• **AVAILABLE DATA**
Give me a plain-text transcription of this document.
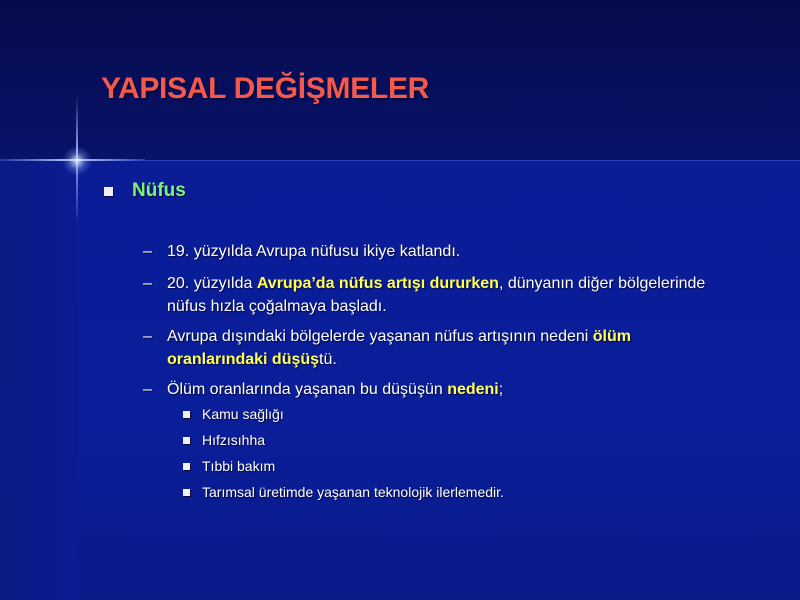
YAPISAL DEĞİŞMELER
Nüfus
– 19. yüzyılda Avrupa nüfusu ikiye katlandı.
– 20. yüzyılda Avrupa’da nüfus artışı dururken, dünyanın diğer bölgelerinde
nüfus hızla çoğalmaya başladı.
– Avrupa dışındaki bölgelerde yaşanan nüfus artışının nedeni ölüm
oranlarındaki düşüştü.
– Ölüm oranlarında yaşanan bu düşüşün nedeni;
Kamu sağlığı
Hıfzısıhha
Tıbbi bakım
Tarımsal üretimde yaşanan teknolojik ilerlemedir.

* * *

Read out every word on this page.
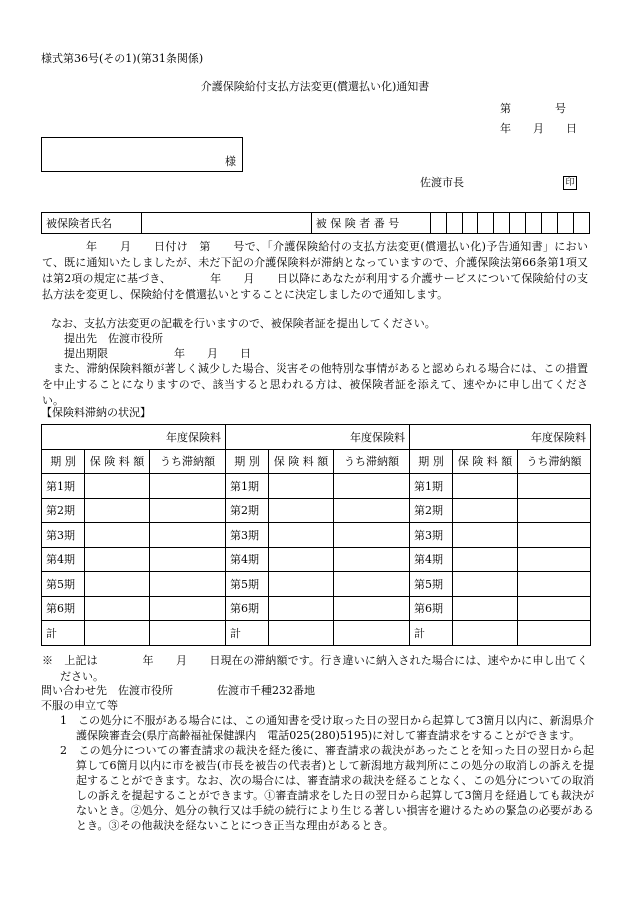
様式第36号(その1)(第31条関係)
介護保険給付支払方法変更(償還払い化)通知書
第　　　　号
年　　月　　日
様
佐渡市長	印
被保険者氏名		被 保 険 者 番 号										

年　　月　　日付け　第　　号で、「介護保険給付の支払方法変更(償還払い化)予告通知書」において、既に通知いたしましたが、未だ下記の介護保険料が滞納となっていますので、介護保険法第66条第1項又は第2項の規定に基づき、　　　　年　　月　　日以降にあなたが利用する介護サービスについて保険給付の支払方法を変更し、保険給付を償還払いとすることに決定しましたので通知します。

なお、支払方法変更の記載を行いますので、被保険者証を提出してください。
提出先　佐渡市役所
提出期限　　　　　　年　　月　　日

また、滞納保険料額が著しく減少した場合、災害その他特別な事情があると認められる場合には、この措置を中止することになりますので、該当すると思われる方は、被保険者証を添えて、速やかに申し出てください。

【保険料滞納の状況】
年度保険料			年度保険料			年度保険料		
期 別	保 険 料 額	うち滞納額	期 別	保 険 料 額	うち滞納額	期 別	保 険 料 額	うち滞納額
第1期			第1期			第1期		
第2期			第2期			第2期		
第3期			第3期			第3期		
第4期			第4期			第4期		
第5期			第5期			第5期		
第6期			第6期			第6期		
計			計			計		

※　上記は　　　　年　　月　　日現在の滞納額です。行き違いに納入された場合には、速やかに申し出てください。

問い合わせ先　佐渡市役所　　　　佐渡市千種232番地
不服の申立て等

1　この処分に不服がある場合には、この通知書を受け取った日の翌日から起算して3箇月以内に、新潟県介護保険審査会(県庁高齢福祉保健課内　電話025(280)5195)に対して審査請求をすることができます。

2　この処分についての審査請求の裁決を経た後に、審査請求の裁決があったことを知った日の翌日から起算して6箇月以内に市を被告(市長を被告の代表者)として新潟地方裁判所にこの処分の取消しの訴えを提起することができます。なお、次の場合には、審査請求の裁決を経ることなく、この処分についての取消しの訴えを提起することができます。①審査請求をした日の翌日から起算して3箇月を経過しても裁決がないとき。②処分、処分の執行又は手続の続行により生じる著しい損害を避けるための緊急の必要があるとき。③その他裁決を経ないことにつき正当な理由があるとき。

==

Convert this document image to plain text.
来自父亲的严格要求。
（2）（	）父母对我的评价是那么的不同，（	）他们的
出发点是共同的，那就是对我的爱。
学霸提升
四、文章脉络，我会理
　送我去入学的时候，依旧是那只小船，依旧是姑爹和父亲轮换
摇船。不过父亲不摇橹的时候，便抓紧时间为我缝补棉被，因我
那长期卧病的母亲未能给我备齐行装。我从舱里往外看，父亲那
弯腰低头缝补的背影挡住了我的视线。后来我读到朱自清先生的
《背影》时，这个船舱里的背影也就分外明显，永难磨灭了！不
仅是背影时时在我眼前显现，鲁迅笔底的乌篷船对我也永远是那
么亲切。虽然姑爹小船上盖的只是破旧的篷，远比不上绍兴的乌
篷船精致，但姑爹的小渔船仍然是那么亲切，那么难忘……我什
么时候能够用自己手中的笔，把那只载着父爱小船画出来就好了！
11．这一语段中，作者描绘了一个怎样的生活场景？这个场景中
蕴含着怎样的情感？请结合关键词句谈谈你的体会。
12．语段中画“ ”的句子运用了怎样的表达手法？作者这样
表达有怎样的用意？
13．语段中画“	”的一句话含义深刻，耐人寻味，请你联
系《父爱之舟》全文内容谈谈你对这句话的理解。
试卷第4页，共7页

• **WRITTEN INSTRUCTION**
List all lines in the material containing the string "償還払い化".

• **TASK OUTPUT**
介護保険給付支払方法変更(償還払い化)通知書
年　　月　　日付け　第　　号で、「介護保険給付の支払方法変更(償還払い化)予告通知書」において、既に通知いたしましたが、未だ下記の介護保険料が滞納となっていますので、介護保険法第66条第1項又は第2項の規定に基づき、　　　　年　　月　　日以降にあなたが利用する介護サービスについて保険給付の支払方法を変更し、保険給付を償還払いとすることに決定しましたので通知します。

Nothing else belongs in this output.